[Excerpts from a layout annotation set]

┌──

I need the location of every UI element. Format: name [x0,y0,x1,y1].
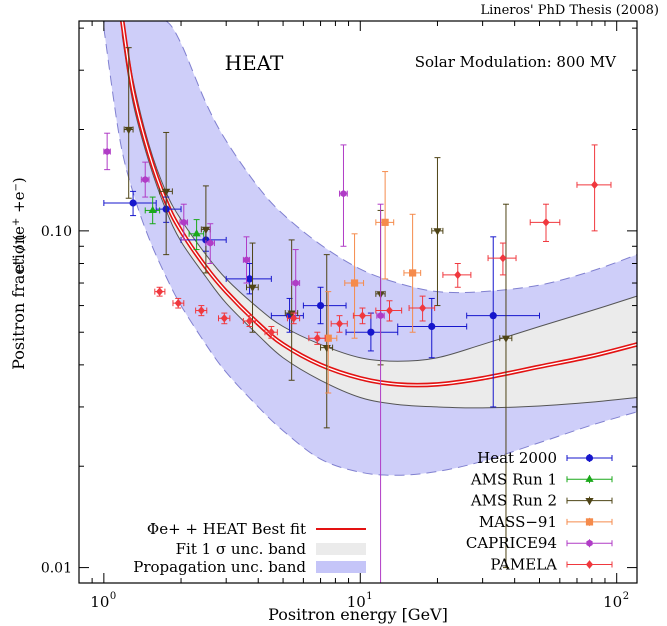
model-legend-swatch [316,561,366,573]
data-point [489,312,497,320]
data-point [162,188,171,196]
x-tick-label: 10 [603,593,622,611]
axis-ticks: 10 0 10 1 10 20.010.10 [41,21,637,611]
legend-marker [585,498,594,506]
series-ams-run-1 [144,196,205,251]
data-point [322,345,331,353]
data-point [192,229,201,237]
series-mass-91 [318,171,422,394]
x-tick-label: 10 [347,593,366,611]
data-point [287,310,296,318]
data-point [290,314,298,323]
data-point [350,279,359,287]
x-tick-label: 10 [90,593,109,611]
data-point [385,306,394,315]
panel-title: HEAT [225,51,284,75]
model-legend-label: Propagation unc. band [133,558,306,576]
legend-marker [585,518,594,526]
data-point [377,312,384,320]
y-axis-formula: e+ / (e+ +e−) [10,177,28,272]
x-tick-exponent: 1 [366,591,372,602]
data-point [418,303,427,313]
y-axis-label: Positron fraction [9,234,28,370]
y-tick-label: 0.01 [41,561,72,577]
model-legend: Φe+ + HEAT Best fit Fit 1 σ unc. bandProp… [133,520,366,576]
data-point [340,190,347,198]
data-point [142,175,149,184]
series-ams-run-2 [123,47,513,569]
best-fit-curve-center [121,21,637,386]
plot-frame [78,20,638,584]
data-point [243,256,250,264]
data-point [220,314,228,323]
data-point [156,287,164,296]
data-point [433,228,442,236]
data-point [335,319,344,328]
data-point [201,226,210,235]
series-caprice94 [103,132,385,583]
data-point [590,180,599,190]
x-tick-exponent: 2 [623,591,629,602]
data-point [104,147,111,156]
legend-label: Heat 2000 [477,449,557,467]
data-point [367,328,375,336]
legend-label: AMS Run 1 [470,470,557,488]
data-point [358,311,367,320]
legend-marker [586,539,593,547]
data-point [174,298,182,308]
data-point [409,269,417,277]
data-point [313,333,321,343]
data-point [454,270,462,280]
model-legend-label: Φe+ + HEAT Best fit [147,520,306,538]
thesis-credit: Lineros' PhD Thesis (2008) [480,3,659,18]
data-point [180,218,187,226]
data-point [245,275,254,283]
data-point [501,335,511,343]
data-point [129,199,137,207]
data-point [207,239,214,247]
data-point [542,218,550,227]
plot-area [103,21,637,583]
data-point [148,205,157,214]
series-pamela [154,144,612,345]
data-point [316,301,325,310]
model-legend-swatch [316,543,366,555]
data-point [324,334,332,342]
data-point [292,279,299,287]
data-point [428,322,436,331]
data-point [499,253,507,263]
x-axis-label: Positron energy [GeV] [268,605,448,624]
legend-label: MASS−91 [479,513,557,531]
legend-label: PAMELA [490,556,557,574]
legend-marker [585,474,594,482]
data-point [197,306,205,315]
legend-marker [585,454,594,462]
data-legend: Heat 2000 AMS Run 1 AMS Run 2 MASS−91 CAPRIC… [466,449,613,574]
data-point [124,126,133,135]
legend-label: AMS Run 2 [470,492,557,510]
model-legend-label: Fit 1 σ unc. band [176,540,307,558]
data-point [248,284,257,292]
data-point [381,218,389,226]
propagation-uncertainty-band [103,21,637,476]
solar-modulation-annotation: Solar Modulation: 800 MV [415,53,617,71]
data-point [245,316,254,326]
legend-label: CAPRICE94 [466,534,557,552]
legend-marker [585,560,594,569]
data-point [267,328,275,337]
y-tick-label: 0.10 [41,224,72,240]
x-tick-exponent: 0 [110,591,116,602]
data-series-layer [103,47,612,583]
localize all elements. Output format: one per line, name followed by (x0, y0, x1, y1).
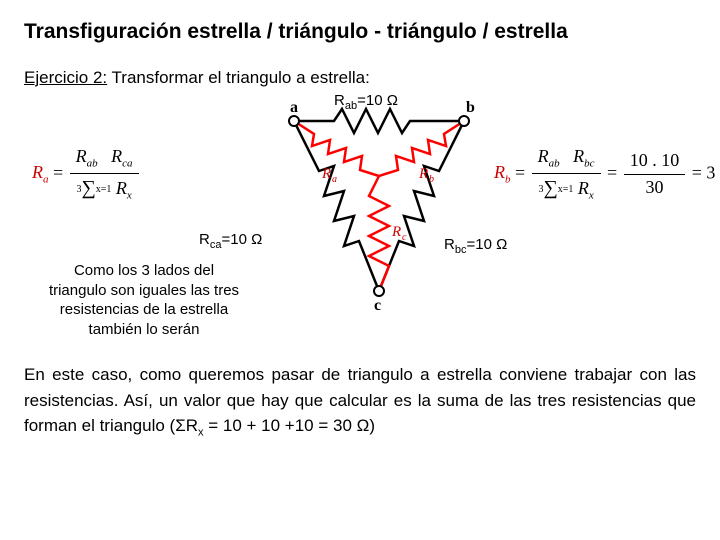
svg-text:R: R (321, 166, 331, 182)
page-title: Transfiguración estrella / triángulo - t… (24, 20, 696, 44)
svg-text:R: R (391, 224, 401, 240)
figure-area: Rab=10 Ω Ra = Rab Rca 3∑x=1 Rx Rb = Rab … (24, 96, 696, 356)
svg-text:a: a (332, 174, 337, 185)
svg-text:b: b (429, 174, 434, 185)
body-paragraph: En este caso, como queremos pasar de tri… (24, 362, 696, 441)
note-text: Como los 3 lados del triangulo son igual… (44, 261, 244, 339)
svg-text:R: R (418, 166, 428, 182)
formula-rb: Rb = Rab Rbc 3∑x=1 Rx = 10 . 10 30 = 3 (494, 146, 715, 203)
exercise-line: Ejercicio 2: Transformar el triangulo a … (24, 68, 696, 88)
formula-ra: Ra = Rab Rca 3∑x=1 Rx (32, 146, 141, 203)
svg-text:c: c (402, 232, 407, 243)
svg-text:a: a (290, 99, 298, 116)
circuit-diagram: a b c R a R b R c (264, 96, 494, 326)
svg-text:c: c (374, 297, 381, 314)
label-rca: Rca=10 Ω (199, 231, 262, 251)
exercise-label: Ejercicio 2: (24, 68, 107, 87)
exercise-text: Transformar el triangulo a estrella: (107, 68, 370, 87)
svg-text:b: b (466, 99, 475, 116)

└──

Please put each line of the material above into a numbered list, skipping any blank lines and leaving out the pictures.

**TASK OUTPUT**
1. I need the location of every UI element. Format: name [x0,y0,x1,y1].
2. model-legend-swatch [316,561,366,573]
3. data-point [489,312,497,320]
4. data-point [162,188,171,196]
5. x-tick-label: 10 [603,593,622,611]
6. axis-ticks: 10 0 10 1 10 20.010.10 [41,21,637,611]
7. legend-marker [585,498,594,506]
8. series-ams-run-1 [144,196,205,251]
9. data-point [322,345,331,353]
10. data-point [192,229,201,237]
11. series-mass-91 [318,171,422,394]
12. x-tick-label: 10 [347,593,366,611]
13. data-point [287,310,296,318]
14. data-point [290,314,298,323]
15. data-point [350,279,359,287]
16. x-tick-label: 10 [90,593,109,611]
17. data-point [385,306,394,315]
18. panel-title: HEAT [225,51,284,75]
19. model-legend-label: Propagation unc. band [133,558,306,576]
20. legend-marker [585,518,594,526]
21. data-point [377,312,384,320]
22. y-axis-formula: e+ / (e+ +e−) [10,177,28,272]
23. x-tick-exponent: 1 [366,591,372,602]
24. data-point [418,303,427,313]
25. y-axis-label: Positron fraction [9,234,28,370]
26. y-tick-label: 0.01 [41,561,72,577]
27. model-legend: Φe+ + HEAT Best fit Fit 1 σ unc. bandProp… [133,520,366,576]
28. data-point [340,190,347,198]
29. data-point [142,175,149,184]
30. series-ams-run-2 [123,47,513,569]
31. best-fit-curve-center [121,21,637,386]
32. plot-frame [78,20,638,584]
33. data-point [243,256,250,264]
34. data-point [220,314,228,323]
35. data-point [156,287,164,296]
36. data-point [433,228,442,236]
37. data-point [335,319,344,328]
38. data-point [201,226,210,235]
39. series-caprice94 [103,132,385,583]
40. data-point [590,180,599,190]
41. x-tick-exponent: 2 [623,591,629,602]
42. data-point [104,147,111,156]
43. legend-label: Heat 2000 [477,449,557,467]
44. data-point [367,328,375,336]
45. legend-label: AMS Run 1 [470,470,557,488]
46. data-point [358,311,367,320]
47. legend-marker [586,539,593,547]
48. data-point [174,298,182,308]
49. data-point [409,269,417,277]
50. data-point [313,333,321,343]
51. data-point [454,270,462,280]
52. model-legend-label: Φe+ + HEAT Best fit [147,520,306,538]
53. thesis-credit: Lineros' PhD Thesis (2008) [480,3,659,18]
54. data-point [180,218,187,226]
55. data-point [245,275,254,283]
56. data-point [501,335,511,343]
57. data-point [129,199,137,207]
58. data-point [207,239,214,247]
59. data-point [542,218,550,227]
60. plot-area [103,21,637,583]
61. data-point [148,205,157,214]
62. series-pamela [154,144,612,345]
63. data-point [316,301,325,310]
64. model-legend-swatch [316,543,366,555]
65. data-point [324,334,332,342]
66. data-point [292,279,299,287]
67. data-point [428,322,436,331]
68. data-point [499,253,507,263]
69. x-axis-label: Positron energy [GeV] [268,605,448,624]
70. legend-label: MASS−91 [479,513,557,531]
71. legend-label: PAMELA [490,556,557,574]
72. legend-marker [585,474,594,482]
73. data-point [197,306,205,315]
74. legend-marker [585,454,594,462]
75. data-legend: Heat 2000 AMS Run 1 AMS Run 2 MASS−91 CAPRIC… [466,449,613,574]
76. data-point [124,126,133,135]
77. legend-label: AMS Run 2 [470,492,557,510]
78. model-legend-label: Fit 1 σ unc. band [176,540,307,558]
79. data-point [248,284,257,292]
80. data-point [381,218,389,226]
81. propagation-uncertainty-band [103,21,637,476]
82. solar-modulation-annotation: Solar Modulation: 800 MV [415,53,617,71]
83. data-point [245,316,254,326]
84. legend-label: CAPRICE94 [466,534,557,552]
85. legend-marker [585,560,594,569]
86. data-point [267,328,275,337]
87. y-tick-label: 0.10 [41,224,72,240]
88. x-tick-exponent: 0 [110,591,116,602]
89. data-series-layer [103,47,612,583]
90. localize all elements. Output format: one per line, name followed by (x0, y0, x1, y1).
91. svg-text:R: R (321, 166, 331, 182)
92. page-title: Transfiguración estrella / triángulo - t… (24, 20, 696, 44)
93. svg-text:R: R (391, 224, 401, 240)
94. figure-area: Rab=10 Ω Ra = Rab Rca 3∑x=1 Rx Rb = Rab … (24, 96, 696, 356)
95. svg-text:a: a (332, 174, 337, 185)
96. svg-text:b: b (429, 174, 434, 185)
97. body-paragraph: En este caso, como queremos pasar de tri… (24, 362, 696, 441)
98. note-text: Como los 3 lados del triangulo son igual… (44, 261, 244, 339)
99. svg-text:R: R (418, 166, 428, 182)
100. formula-rb: Rb = Rab Rbc 3∑x=1 Rx = 10 . 10 30 = 3 (494, 146, 715, 203)
101. exercise-line: Ejercicio 2: Transformar el triangulo a … (24, 68, 696, 88)
102. formula-ra: Ra = Rab Rca 3∑x=1 Rx (32, 146, 141, 203)
103. svg-text:c: c (402, 232, 407, 243)
104. svg-text:a: a (290, 99, 298, 116)
105. circuit-diagram: a b c R a R b R c (264, 96, 494, 326)
106. svg-text:c: c (374, 297, 381, 314)
107. label-rca: Rca=10 Ω (199, 231, 262, 251)
108. exercise-label: Ejercicio 2: (24, 68, 107, 87)
109. exercise-text: Transformar el triangulo a estrella: (107, 68, 370, 87)
110. svg-text:b: b (466, 99, 475, 116)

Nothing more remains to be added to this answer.